◆ **MATERIAL**
=-=-=-=-=
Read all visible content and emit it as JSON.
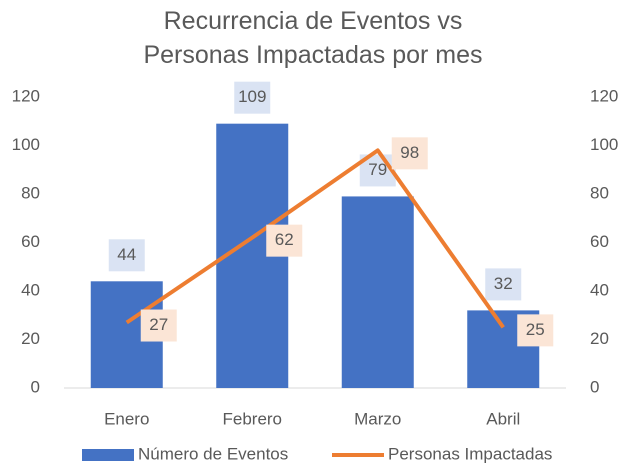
{
  "chart_data": {
    "type": "combo",
    "title": "Recurrencia de Eventos vs Personas Impactadas por mes",
    "categories": [
      "Enero",
      "Febrero",
      "Marzo",
      "Abril"
    ],
    "series": [
      {
        "name": "Número de Eventos",
        "type": "bar",
        "color": "#4472c4",
        "values": [
          44,
          109,
          79,
          32
        ]
      },
      {
        "name": "Personas Impactadas",
        "type": "line",
        "color": "#ed7d31",
        "axis": "y2",
        "values": [
          27,
          62,
          98,
          25
        ]
      }
    ],
    "ylim": [
      0,
      120
    ],
    "yticks": [
      0,
      20,
      40,
      60,
      80,
      100,
      120
    ],
    "y2lim": [
      0,
      120
    ],
    "y2ticks": [
      0,
      20,
      40,
      60,
      80,
      100,
      120
    ],
    "legend": "bottom"
  }
}
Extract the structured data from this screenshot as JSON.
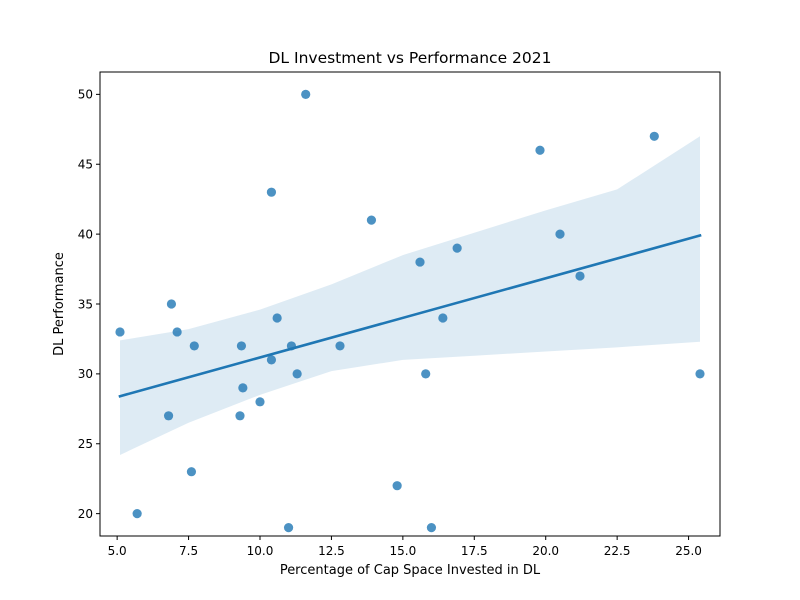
{
  "chart_data": {
    "type": "scatter",
    "title": "DL Investment vs Performance 2021",
    "xlabel": "Percentage of Cap Space Invested in DL",
    "ylabel": "DL Performance",
    "xlim": [
      4.4,
      26.1
    ],
    "ylim": [
      18.4,
      51.6
    ],
    "xticks": [
      5.0,
      7.5,
      10.0,
      12.5,
      15.0,
      17.5,
      20.0,
      22.5,
      25.0
    ],
    "xtick_labels": [
      "5.0",
      "7.5",
      "10.0",
      "12.5",
      "15.0",
      "17.5",
      "20.0",
      "22.5",
      "25.0"
    ],
    "yticks": [
      20,
      25,
      30,
      35,
      40,
      45,
      50
    ],
    "ytick_labels": [
      "20",
      "25",
      "30",
      "35",
      "40",
      "45",
      "50"
    ],
    "grid": false,
    "point_color": "#1f77b4",
    "line_color": "#1f77b4",
    "band_color": "#1f77b4",
    "points": [
      {
        "x": 5.1,
        "y": 33
      },
      {
        "x": 5.7,
        "y": 20
      },
      {
        "x": 6.8,
        "y": 27
      },
      {
        "x": 6.9,
        "y": 35
      },
      {
        "x": 7.1,
        "y": 33
      },
      {
        "x": 7.6,
        "y": 23
      },
      {
        "x": 7.7,
        "y": 32
      },
      {
        "x": 9.3,
        "y": 27
      },
      {
        "x": 9.35,
        "y": 32
      },
      {
        "x": 9.4,
        "y": 29
      },
      {
        "x": 10.0,
        "y": 28
      },
      {
        "x": 10.4,
        "y": 43
      },
      {
        "x": 10.4,
        "y": 31
      },
      {
        "x": 10.6,
        "y": 34
      },
      {
        "x": 11.0,
        "y": 19
      },
      {
        "x": 11.1,
        "y": 32
      },
      {
        "x": 11.3,
        "y": 30
      },
      {
        "x": 11.6,
        "y": 50
      },
      {
        "x": 12.8,
        "y": 32
      },
      {
        "x": 13.9,
        "y": 41
      },
      {
        "x": 14.8,
        "y": 22
      },
      {
        "x": 15.6,
        "y": 38
      },
      {
        "x": 15.8,
        "y": 30
      },
      {
        "x": 16.0,
        "y": 19
      },
      {
        "x": 16.4,
        "y": 34
      },
      {
        "x": 16.9,
        "y": 39
      },
      {
        "x": 19.8,
        "y": 46
      },
      {
        "x": 20.5,
        "y": 40
      },
      {
        "x": 21.2,
        "y": 37
      },
      {
        "x": 23.8,
        "y": 47
      },
      {
        "x": 25.4,
        "y": 30
      }
    ],
    "regression": {
      "x": [
        5.1,
        25.4
      ],
      "y": [
        28.4,
        39.9
      ]
    },
    "confidence_band": {
      "x": [
        5.1,
        7.5,
        10.0,
        12.5,
        15.0,
        17.5,
        20.0,
        22.5,
        25.4
      ],
      "lower": [
        24.2,
        26.5,
        28.5,
        30.2,
        31.0,
        31.3,
        31.6,
        31.9,
        32.3
      ],
      "upper": [
        32.4,
        33.2,
        34.6,
        36.4,
        38.5,
        40.1,
        41.7,
        43.2,
        47.0
      ]
    }
  }
}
=-=-=-=-=
◆ **TASK REQUIREMENTS**
Go through the records and show every line with the string "Personas" in it.

◆ **EXERCISE SOLUTION**
    "title": "Recurrencia de Eventos vs Personas Impactadas por mes",
        "name": "Personas Impactadas",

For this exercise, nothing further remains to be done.